- **Goal of the exercise**
Present each line of the entries below that holds the word "todo".

- **Items**
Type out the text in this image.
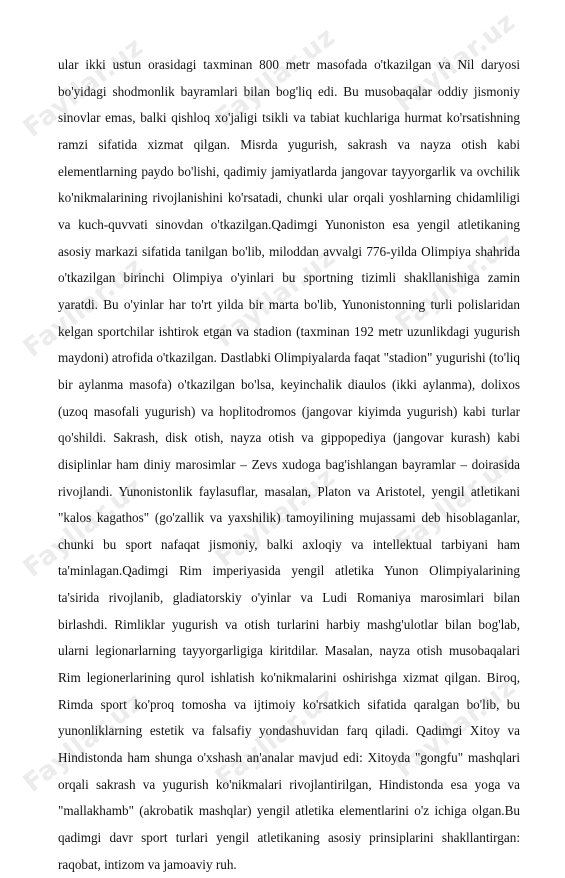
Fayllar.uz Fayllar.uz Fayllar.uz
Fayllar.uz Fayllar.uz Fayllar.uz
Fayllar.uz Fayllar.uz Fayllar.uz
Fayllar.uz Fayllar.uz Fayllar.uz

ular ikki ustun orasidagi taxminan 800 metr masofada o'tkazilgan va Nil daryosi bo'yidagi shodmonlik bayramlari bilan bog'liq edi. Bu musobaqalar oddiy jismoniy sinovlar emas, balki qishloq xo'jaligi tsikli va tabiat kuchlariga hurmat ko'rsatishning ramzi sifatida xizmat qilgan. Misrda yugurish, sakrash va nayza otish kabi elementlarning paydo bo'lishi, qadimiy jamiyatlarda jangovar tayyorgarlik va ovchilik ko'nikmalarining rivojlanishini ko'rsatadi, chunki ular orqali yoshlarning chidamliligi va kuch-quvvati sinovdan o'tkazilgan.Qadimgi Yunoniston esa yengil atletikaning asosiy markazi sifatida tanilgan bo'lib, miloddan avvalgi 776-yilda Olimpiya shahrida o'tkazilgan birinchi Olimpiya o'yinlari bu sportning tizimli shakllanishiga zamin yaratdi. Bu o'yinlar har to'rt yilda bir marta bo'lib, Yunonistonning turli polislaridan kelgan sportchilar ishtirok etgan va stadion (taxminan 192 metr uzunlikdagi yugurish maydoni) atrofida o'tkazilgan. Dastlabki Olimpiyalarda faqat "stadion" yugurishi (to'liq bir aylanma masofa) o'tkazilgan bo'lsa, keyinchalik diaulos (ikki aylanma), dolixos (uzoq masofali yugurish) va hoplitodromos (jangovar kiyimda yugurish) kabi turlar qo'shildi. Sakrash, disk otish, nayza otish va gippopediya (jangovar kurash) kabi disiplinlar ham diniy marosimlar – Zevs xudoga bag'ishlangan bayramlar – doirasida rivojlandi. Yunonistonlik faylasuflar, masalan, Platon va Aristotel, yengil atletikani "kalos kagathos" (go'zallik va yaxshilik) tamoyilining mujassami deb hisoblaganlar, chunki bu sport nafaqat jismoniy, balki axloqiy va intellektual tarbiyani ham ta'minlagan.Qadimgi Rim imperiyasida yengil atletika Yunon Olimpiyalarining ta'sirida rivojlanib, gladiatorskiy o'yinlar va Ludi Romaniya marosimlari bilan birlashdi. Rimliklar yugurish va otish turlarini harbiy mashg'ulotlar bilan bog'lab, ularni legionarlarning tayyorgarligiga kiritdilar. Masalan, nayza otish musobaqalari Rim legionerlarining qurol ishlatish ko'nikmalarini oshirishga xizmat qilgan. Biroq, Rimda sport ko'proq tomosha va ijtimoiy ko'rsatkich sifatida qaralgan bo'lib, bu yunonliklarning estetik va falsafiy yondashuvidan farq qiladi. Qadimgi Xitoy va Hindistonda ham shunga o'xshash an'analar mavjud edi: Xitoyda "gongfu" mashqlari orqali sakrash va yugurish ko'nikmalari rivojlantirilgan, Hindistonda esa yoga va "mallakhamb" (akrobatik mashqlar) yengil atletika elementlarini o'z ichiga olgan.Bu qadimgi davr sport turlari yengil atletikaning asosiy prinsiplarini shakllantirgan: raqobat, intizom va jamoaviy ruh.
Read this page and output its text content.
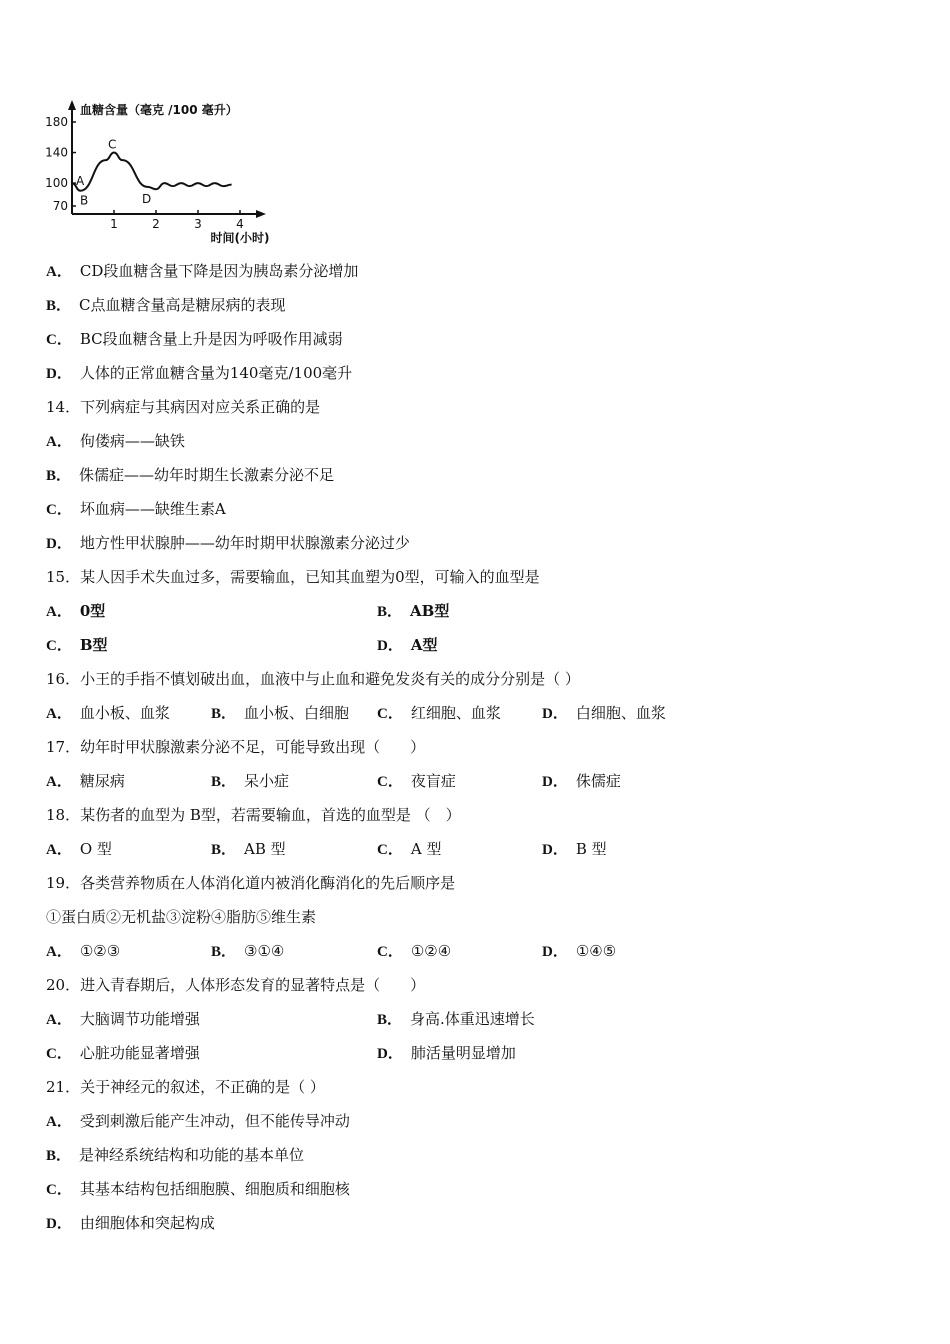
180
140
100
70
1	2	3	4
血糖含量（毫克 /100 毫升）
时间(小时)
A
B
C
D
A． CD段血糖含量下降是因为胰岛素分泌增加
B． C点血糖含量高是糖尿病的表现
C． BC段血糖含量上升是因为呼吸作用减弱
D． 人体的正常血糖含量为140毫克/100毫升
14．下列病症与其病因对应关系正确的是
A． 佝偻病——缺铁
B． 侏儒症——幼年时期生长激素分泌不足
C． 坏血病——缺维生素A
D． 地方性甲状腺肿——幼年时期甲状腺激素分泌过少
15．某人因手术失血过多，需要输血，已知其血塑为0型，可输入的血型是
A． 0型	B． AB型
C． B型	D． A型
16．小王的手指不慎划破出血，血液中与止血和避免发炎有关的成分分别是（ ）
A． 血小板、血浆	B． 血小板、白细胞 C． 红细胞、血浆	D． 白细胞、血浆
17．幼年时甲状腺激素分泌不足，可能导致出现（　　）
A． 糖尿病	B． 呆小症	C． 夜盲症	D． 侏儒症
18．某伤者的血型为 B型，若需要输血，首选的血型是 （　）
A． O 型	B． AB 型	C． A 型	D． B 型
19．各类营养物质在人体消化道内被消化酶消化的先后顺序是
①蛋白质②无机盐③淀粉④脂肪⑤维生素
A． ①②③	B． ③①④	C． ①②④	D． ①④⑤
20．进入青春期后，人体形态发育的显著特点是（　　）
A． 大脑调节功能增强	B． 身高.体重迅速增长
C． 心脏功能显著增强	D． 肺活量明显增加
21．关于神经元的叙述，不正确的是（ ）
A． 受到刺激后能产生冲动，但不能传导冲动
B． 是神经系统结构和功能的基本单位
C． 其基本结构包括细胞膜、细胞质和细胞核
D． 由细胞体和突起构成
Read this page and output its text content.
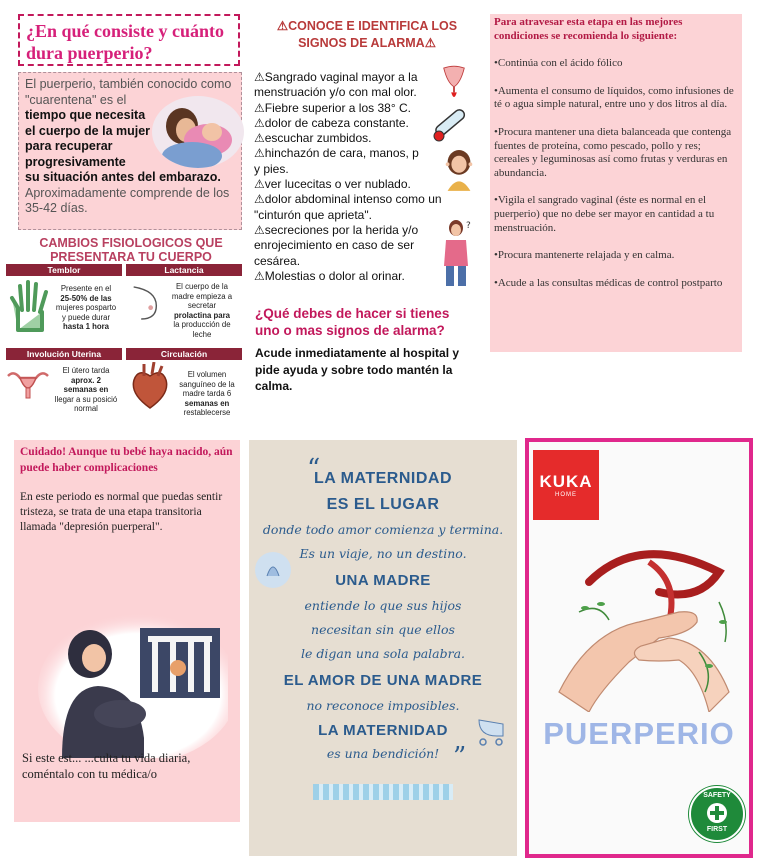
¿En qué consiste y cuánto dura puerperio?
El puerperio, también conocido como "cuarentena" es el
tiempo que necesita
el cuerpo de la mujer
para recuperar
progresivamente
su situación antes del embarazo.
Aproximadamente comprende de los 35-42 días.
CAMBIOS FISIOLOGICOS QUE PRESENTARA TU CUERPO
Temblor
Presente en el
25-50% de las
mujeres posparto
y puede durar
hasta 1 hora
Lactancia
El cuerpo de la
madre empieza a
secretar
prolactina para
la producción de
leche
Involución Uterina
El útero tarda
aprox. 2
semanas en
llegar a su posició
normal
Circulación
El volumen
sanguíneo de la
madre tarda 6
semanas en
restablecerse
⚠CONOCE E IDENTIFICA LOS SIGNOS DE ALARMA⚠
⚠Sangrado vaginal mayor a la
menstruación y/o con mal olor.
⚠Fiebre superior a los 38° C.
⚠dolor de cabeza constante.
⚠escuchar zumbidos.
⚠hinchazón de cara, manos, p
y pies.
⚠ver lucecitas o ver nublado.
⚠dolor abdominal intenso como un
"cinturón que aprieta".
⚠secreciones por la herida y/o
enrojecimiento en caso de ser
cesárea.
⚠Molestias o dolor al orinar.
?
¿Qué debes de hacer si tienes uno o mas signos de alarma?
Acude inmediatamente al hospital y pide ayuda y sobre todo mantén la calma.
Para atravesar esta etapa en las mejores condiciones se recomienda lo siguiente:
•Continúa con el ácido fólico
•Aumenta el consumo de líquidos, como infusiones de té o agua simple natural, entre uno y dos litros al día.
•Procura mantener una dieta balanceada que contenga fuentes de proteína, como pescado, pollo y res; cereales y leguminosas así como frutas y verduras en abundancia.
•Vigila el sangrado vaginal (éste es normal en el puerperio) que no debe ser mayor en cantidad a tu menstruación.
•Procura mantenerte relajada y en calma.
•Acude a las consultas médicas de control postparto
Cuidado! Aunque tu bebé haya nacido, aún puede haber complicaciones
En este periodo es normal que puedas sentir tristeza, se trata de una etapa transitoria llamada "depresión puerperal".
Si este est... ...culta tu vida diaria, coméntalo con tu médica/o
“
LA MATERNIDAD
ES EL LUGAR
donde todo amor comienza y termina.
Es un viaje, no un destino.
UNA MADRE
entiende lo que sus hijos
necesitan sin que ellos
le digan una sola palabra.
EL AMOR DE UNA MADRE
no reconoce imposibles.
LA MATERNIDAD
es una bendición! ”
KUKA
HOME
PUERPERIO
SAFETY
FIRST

- **Task response**
Acude inmediatamente al hospital y pide ayuda y sobre todo mantén la calma.
donde todo amor comienza y termina.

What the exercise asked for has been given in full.